• **OBJECTIVE**:
Output all the entries word for word. Omit the pictures.

..........

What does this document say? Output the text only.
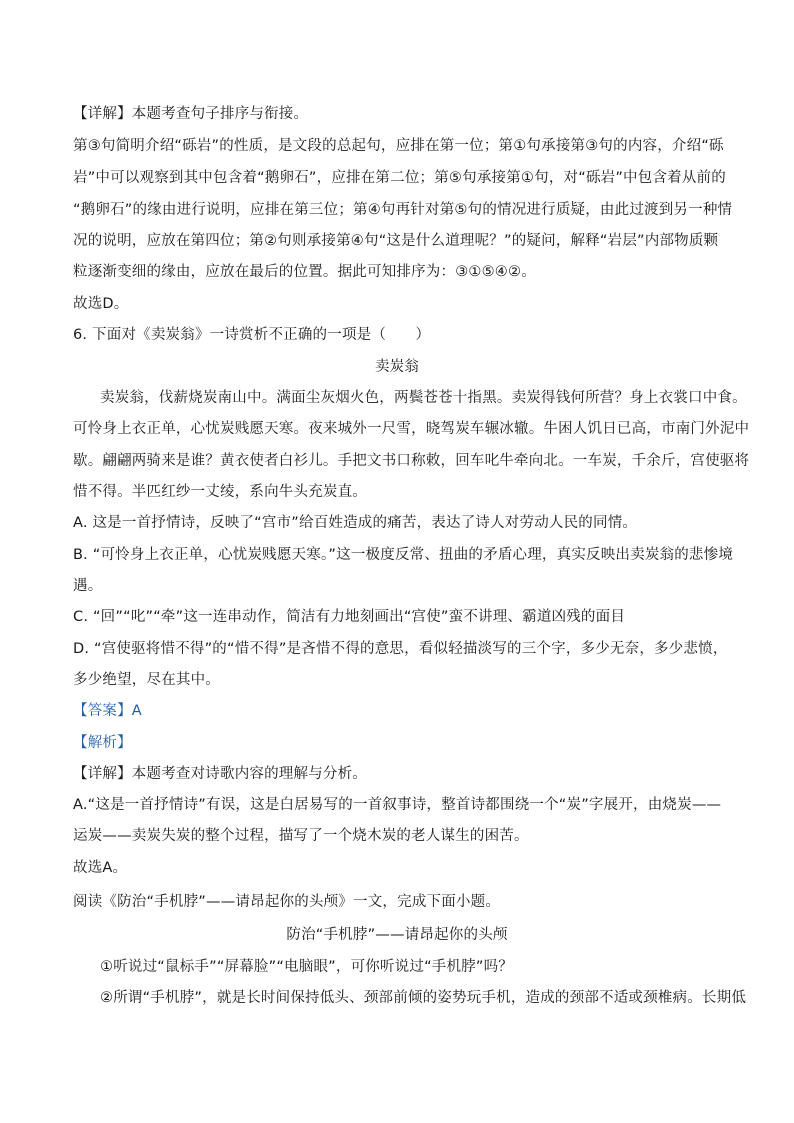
【详解】本题考查句子排序与衔接。
第③句简明介绍“砾岩”的性质，是文段的总起句，应排在第一位；第①句承接第③句的内容，介绍“砾
岩”中可以观察到其中包含着“鹅卵石”，应排在第二位；第⑤句承接第①句，对“砾岩”中包含着从前的
“鹅卵石”的缘由进行说明，应排在第三位；第④句再针对第⑤句的情况进行质疑，由此过渡到另一种情
况的说明，应放在第四位；第②句则承接第④句“这是什么道理呢？”的疑问，解释“岩层”内部物质颗
粒逐渐变细的缘由，应放在最后的位置。据此可知排序为：③①⑤④②。
故选D。
6. 下面对《卖炭翁》一诗赏析不正确的一项是（　　）
卖炭翁
卖炭翁，伐薪烧炭南山中。满面尘灰烟火色，两鬓苍苍十指黑。卖炭得钱何所营？身上衣裳口中食。
可怜身上衣正单，心忧炭贱愿天寒。夜来城外一尺雪，晓驾炭车辗冰辙。牛困人饥日已高，市南门外泥中
歇。翩翩两骑来是谁？黄衣使者白衫儿。手把文书口称敕，回车叱牛牵向北。一车炭，千余斤，宫使驱将
惜不得。半匹红纱一丈绫，系向牛头充炭直。
A. 这是一首抒情诗，反映了“宫市”给百姓造成的痛苦，表达了诗人对劳动人民的同情。
B. “可怜身上衣正单，心忧炭贱愿天寒。”这一极度反常、扭曲的矛盾心理，真实反映出卖炭翁的悲惨境
遇。
C. “回”“叱”“牵”这一连串动作，简洁有力地刻画出“宫使”蛮不讲理、霸道凶残的面目
D. “宫使驱将惜不得”的“惜不得”是吝惜不得的意思，看似轻描淡写的三个字，多少无奈，多少悲愤，
多少绝望，尽在其中。
【答案】A
【解析】
【详解】本题考查对诗歌内容的理解与分析。
A.“这是一首抒情诗”有误，这是白居易写的一首叙事诗，整首诗都围绕一个“炭”字展开，由烧炭——
运炭——卖炭失炭的整个过程，描写了一个烧木炭的老人谋生的困苦。
故选A。
阅读《防治“手机脖”——请昂起你的头颅》一文，完成下面小题。
防治“手机脖”——请昂起你的头颅
①听说过“鼠标手”“屏幕脸”“电脑眼”，可你听说过“手机脖”吗？
②所谓“手机脖”，就是长时间保持低头、颈部前倾的姿势玩手机，造成的颈部不适或颈椎病。长期低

..........

• **TASK RESULT**:
What does this document say? Output the text only.
【详解】本题考查句子排序与衔接。
第③句简明介绍“砾岩”的性质，是文段的总起句，应排在第一位；第①句承接第③句的内容，介绍“砾
岩”中可以观察到其中包含着“鹅卵石”，应排在第二位；第⑤句承接第①句，对“砾岩”中包含着从前的
“鹅卵石”的缘由进行说明，应排在第三位；第④句再针对第⑤句的情况进行质疑，由此过渡到另一种情
况的说明，应放在第四位；第②句则承接第④句“这是什么道理呢？”的疑问，解释“岩层”内部物质颗
粒逐渐变细的缘由，应放在最后的位置。据此可知排序为：③①⑤④②。
故选D。
6. 下面对《卖炭翁》一诗赏析不正确的一项是（　　）
卖炭翁
卖炭翁，伐薪烧炭南山中。满面尘灰烟火色，两鬓苍苍十指黑。卖炭得钱何所营？身上衣裳口中食。
可怜身上衣正单，心忧炭贱愿天寒。夜来城外一尺雪，晓驾炭车辗冰辙。牛困人饥日已高，市南门外泥中
歇。翩翩两骑来是谁？黄衣使者白衫儿。手把文书口称敕，回车叱牛牵向北。一车炭，千余斤，宫使驱将
惜不得。半匹红纱一丈绫，系向牛头充炭直。
A. 这是一首抒情诗，反映了“宫市”给百姓造成的痛苦，表达了诗人对劳动人民的同情。
B. “可怜身上衣正单，心忧炭贱愿天寒。”这一极度反常、扭曲的矛盾心理，真实反映出卖炭翁的悲惨境
遇。
C. “回”“叱”“牵”这一连串动作，简洁有力地刻画出“宫使”蛮不讲理、霸道凶残的面目
D. “宫使驱将惜不得”的“惜不得”是吝惜不得的意思，看似轻描淡写的三个字，多少无奈，多少悲愤，
多少绝望，尽在其中。
【答案】A
【解析】
【详解】本题考查对诗歌内容的理解与分析。
A.“这是一首抒情诗”有误，这是白居易写的一首叙事诗，整首诗都围绕一个“炭”字展开，由烧炭——
运炭——卖炭失炭的整个过程，描写了一个烧木炭的老人谋生的困苦。
故选A。
阅读《防治“手机脖”——请昂起你的头颅》一文，完成下面小题。
防治“手机脖”——请昂起你的头颅
①听说过“鼠标手”“屏幕脸”“电脑眼”，可你听说过“手机脖”吗？
②所谓“手机脖”，就是长时间保持低头、颈部前倾的姿势玩手机，造成的颈部不适或颈椎病。长期低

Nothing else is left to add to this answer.